# PROBLEM DETAILS
Count every line below that contains "JSON", then state the total with no other output.

----

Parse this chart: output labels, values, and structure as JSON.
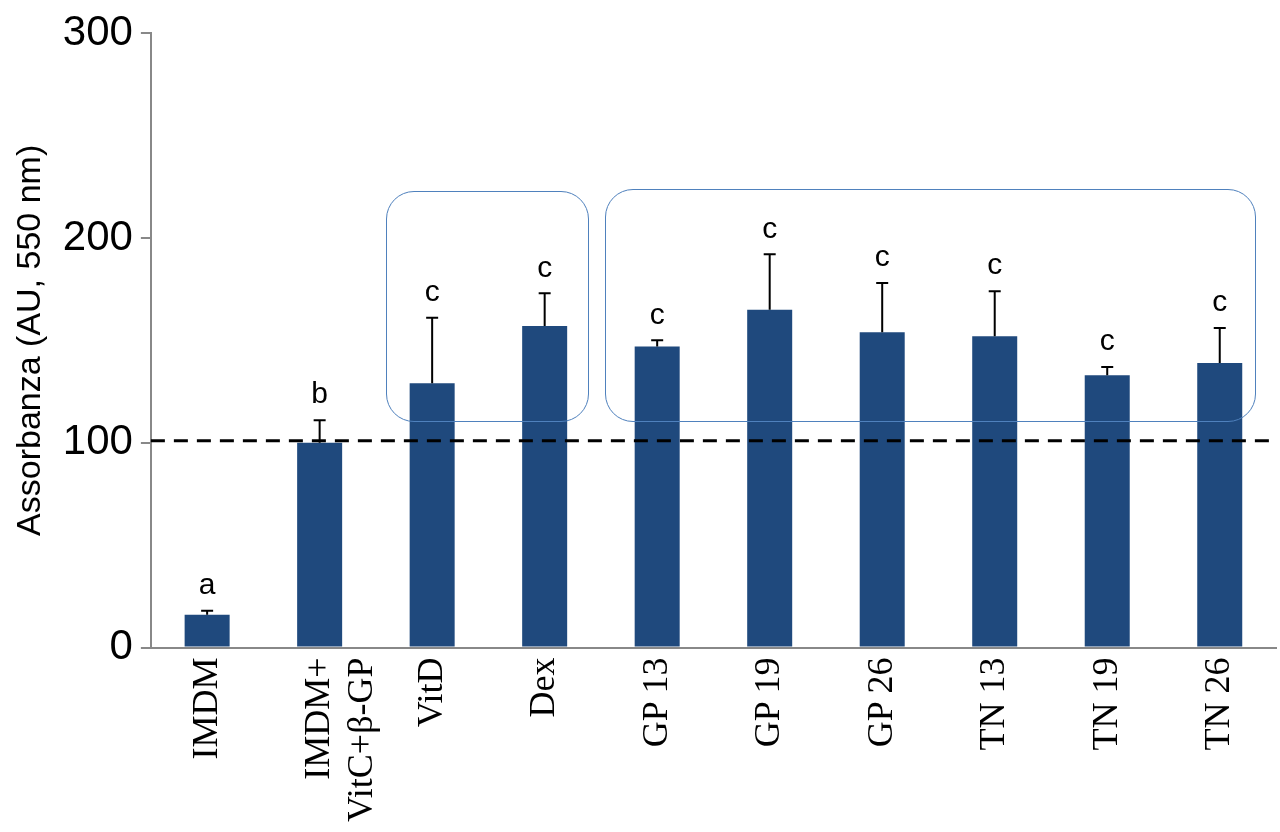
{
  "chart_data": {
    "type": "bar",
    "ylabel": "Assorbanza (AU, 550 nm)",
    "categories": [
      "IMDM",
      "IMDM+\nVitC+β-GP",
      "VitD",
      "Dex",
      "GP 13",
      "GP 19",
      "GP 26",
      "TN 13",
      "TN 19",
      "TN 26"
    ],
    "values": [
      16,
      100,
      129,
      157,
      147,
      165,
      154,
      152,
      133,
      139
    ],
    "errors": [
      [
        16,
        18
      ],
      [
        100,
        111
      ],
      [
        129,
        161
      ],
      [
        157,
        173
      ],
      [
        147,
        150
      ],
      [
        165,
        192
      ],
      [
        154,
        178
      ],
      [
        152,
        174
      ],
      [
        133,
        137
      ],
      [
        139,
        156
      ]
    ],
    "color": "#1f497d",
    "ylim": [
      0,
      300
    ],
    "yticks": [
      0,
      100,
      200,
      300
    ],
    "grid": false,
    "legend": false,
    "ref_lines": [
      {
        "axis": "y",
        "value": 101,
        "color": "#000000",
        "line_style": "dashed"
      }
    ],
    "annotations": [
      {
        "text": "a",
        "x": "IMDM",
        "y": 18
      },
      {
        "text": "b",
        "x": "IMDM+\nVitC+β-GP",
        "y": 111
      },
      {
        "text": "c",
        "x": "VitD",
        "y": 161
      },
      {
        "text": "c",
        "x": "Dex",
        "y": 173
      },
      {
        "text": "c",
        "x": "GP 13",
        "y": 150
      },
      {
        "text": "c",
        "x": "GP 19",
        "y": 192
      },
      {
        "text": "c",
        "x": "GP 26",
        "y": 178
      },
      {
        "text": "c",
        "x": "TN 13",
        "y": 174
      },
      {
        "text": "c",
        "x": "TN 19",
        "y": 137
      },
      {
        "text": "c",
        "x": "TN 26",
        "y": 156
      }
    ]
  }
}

----

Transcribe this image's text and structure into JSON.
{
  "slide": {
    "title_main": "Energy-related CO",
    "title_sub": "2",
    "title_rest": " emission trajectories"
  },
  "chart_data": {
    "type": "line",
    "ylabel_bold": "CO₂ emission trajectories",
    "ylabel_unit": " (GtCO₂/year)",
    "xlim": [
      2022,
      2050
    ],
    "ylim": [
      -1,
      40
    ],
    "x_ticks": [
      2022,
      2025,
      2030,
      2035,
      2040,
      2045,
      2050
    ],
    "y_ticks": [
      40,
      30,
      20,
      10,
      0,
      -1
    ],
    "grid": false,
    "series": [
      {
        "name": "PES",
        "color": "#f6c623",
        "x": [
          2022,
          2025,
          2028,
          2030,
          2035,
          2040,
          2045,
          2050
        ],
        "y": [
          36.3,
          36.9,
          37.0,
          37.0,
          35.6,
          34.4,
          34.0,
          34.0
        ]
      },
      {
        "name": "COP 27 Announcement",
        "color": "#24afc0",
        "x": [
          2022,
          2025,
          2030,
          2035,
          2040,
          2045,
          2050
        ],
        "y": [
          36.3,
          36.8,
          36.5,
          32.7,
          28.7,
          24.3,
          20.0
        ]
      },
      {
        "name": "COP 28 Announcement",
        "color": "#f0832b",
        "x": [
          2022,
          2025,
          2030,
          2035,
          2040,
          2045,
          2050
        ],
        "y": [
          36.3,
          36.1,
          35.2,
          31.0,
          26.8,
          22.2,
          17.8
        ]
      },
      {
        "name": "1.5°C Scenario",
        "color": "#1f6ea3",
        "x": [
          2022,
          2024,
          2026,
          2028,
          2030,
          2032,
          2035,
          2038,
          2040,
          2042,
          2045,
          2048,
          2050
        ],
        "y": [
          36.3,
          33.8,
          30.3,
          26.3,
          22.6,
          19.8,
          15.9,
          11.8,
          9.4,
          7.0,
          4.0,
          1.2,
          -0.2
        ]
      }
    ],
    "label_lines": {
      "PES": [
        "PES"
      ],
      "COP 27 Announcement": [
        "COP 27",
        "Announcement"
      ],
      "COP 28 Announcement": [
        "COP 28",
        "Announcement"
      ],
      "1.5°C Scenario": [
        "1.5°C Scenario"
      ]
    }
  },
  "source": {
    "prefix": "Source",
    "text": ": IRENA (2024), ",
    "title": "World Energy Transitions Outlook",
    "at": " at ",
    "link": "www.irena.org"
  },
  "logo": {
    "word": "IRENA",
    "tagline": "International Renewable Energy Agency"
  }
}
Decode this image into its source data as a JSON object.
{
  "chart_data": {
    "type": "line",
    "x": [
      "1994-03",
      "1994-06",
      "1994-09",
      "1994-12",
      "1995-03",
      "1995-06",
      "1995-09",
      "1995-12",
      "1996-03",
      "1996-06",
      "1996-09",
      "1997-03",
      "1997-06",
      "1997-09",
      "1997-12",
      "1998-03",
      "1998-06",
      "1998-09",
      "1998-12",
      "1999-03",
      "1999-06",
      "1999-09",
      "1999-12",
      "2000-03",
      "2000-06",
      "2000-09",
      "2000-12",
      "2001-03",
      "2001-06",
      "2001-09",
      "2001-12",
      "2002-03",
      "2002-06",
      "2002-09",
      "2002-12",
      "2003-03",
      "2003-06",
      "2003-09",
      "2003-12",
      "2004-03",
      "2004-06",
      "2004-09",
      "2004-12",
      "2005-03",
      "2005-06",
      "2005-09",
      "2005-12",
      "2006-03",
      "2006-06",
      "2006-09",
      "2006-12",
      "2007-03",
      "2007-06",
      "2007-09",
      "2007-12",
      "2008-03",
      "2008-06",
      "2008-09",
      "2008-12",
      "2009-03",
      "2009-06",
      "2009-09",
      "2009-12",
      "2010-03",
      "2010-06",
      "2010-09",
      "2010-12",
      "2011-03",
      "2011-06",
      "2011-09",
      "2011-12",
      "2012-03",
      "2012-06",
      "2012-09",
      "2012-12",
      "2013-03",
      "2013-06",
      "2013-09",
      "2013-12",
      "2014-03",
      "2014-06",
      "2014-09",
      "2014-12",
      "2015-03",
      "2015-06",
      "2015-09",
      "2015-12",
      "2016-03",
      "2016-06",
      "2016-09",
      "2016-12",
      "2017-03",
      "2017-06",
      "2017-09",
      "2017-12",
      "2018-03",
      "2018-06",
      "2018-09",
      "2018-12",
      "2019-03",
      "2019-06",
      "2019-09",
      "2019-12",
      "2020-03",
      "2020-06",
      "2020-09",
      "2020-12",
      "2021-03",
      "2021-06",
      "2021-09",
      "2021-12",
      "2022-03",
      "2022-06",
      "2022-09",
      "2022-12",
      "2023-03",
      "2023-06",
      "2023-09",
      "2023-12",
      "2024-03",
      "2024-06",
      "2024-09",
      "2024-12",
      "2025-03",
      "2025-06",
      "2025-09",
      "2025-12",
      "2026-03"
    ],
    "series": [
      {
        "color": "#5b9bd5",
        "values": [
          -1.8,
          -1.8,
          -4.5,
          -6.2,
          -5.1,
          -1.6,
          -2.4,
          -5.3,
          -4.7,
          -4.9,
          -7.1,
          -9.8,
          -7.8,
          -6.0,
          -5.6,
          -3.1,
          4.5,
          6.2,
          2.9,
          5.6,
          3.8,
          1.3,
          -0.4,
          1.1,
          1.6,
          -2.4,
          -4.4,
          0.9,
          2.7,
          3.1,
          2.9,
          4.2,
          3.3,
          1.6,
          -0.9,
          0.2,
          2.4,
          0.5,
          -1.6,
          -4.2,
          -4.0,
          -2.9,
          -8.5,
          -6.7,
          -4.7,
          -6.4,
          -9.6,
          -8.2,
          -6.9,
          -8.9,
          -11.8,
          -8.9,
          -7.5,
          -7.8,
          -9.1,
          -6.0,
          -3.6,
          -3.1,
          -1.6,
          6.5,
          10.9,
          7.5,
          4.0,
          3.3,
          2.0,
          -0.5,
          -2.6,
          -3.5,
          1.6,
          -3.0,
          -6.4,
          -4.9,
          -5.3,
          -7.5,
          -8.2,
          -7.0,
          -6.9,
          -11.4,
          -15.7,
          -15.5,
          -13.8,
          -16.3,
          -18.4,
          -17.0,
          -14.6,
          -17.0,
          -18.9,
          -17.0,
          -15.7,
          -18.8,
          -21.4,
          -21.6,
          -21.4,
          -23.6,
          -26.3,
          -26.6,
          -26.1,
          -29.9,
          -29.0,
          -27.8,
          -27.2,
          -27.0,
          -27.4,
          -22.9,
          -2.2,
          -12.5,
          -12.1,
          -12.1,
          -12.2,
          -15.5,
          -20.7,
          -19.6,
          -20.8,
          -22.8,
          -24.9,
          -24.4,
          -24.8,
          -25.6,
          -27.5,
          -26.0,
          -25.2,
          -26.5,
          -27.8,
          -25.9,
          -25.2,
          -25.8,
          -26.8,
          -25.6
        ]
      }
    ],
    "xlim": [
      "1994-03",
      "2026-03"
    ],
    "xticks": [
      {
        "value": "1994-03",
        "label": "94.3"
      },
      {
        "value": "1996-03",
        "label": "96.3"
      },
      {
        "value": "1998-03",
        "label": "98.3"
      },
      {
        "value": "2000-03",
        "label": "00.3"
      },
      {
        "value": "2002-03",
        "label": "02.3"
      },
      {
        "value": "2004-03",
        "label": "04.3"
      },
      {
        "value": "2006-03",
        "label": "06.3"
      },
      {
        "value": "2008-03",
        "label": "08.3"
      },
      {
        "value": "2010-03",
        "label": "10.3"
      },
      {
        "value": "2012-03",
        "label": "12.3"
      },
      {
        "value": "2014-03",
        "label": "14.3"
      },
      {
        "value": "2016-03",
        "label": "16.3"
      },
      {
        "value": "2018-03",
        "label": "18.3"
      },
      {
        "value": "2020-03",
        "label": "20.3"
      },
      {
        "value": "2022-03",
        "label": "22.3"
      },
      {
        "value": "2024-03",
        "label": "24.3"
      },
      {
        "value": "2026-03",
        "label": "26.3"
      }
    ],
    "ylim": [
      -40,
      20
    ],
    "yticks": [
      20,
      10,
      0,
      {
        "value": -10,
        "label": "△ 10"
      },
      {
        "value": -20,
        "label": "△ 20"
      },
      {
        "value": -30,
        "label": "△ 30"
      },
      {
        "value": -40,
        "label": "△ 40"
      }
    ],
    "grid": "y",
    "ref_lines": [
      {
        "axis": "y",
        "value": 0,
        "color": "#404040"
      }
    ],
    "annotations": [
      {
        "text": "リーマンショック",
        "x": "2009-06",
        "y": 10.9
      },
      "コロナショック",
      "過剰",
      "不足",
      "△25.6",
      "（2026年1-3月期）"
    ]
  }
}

----

# THE OUTPUT
3